TASK STATEMENT: Return every line of the data below that includes the string "Beef".
** Begin DATASET EXCERPTS **
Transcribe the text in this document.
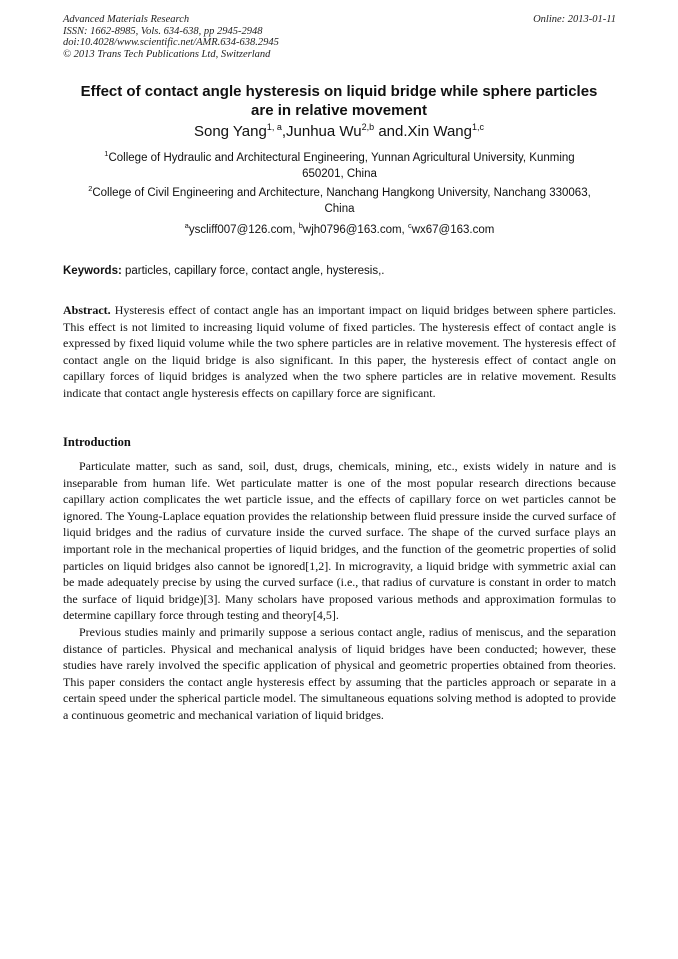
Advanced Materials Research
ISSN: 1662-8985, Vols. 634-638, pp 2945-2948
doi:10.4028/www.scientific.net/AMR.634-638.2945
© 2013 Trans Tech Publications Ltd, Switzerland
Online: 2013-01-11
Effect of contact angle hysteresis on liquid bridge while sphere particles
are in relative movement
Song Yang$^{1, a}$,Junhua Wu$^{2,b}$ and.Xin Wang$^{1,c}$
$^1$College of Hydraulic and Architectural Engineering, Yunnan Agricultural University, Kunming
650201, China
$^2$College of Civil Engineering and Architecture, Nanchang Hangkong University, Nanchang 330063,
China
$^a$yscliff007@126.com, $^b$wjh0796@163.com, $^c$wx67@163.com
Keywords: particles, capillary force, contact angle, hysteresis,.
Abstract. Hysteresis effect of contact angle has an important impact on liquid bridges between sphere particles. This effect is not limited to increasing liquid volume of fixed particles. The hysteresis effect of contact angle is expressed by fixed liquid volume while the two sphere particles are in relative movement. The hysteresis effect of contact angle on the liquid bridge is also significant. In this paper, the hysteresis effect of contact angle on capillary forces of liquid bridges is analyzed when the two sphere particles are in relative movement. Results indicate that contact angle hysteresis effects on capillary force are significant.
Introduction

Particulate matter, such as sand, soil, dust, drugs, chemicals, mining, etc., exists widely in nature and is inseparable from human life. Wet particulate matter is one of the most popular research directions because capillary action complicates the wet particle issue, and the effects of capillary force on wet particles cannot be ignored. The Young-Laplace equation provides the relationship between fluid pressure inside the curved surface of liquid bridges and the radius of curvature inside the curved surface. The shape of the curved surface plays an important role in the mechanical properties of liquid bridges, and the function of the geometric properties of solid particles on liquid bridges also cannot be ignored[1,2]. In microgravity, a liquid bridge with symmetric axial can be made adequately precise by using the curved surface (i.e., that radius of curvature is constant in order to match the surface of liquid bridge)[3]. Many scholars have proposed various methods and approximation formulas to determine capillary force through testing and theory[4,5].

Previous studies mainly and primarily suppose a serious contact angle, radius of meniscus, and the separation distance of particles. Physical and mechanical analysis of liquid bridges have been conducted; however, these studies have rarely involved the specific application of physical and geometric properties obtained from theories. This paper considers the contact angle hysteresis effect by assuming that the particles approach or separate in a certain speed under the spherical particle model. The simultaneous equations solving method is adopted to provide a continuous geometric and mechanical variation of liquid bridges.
** End DATASET EXCERPTS **
** Begin DATASET EXCERPTS **
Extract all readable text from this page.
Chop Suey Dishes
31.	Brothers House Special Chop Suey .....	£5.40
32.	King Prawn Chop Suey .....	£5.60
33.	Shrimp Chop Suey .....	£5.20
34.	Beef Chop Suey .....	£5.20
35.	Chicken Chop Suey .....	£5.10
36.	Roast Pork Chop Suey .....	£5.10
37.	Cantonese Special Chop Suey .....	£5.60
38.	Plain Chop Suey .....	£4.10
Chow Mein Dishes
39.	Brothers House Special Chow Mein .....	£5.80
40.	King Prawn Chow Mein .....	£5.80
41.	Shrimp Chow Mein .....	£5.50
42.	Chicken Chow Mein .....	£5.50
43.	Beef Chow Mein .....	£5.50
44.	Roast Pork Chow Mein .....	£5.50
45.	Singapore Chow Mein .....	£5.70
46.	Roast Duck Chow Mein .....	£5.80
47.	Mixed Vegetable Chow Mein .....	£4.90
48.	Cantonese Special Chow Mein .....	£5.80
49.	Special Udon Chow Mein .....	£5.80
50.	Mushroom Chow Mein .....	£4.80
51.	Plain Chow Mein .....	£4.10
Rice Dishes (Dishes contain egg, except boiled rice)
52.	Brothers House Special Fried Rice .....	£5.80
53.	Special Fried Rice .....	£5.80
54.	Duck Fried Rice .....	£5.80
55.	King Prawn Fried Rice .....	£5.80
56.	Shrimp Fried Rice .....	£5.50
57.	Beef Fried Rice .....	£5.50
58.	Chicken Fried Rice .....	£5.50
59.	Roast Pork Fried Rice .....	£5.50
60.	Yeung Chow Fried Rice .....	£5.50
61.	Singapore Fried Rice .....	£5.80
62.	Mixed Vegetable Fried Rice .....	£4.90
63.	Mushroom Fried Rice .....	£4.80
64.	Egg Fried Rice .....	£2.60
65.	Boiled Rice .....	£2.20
** End DATASET EXCERPTS **
CORRECT RESPONSE:
34.	Beef Chop Suey .....	£5.20
43.	Beef Chow Mein .....	£5.50
57.	Beef Fried Rice .....	£5.50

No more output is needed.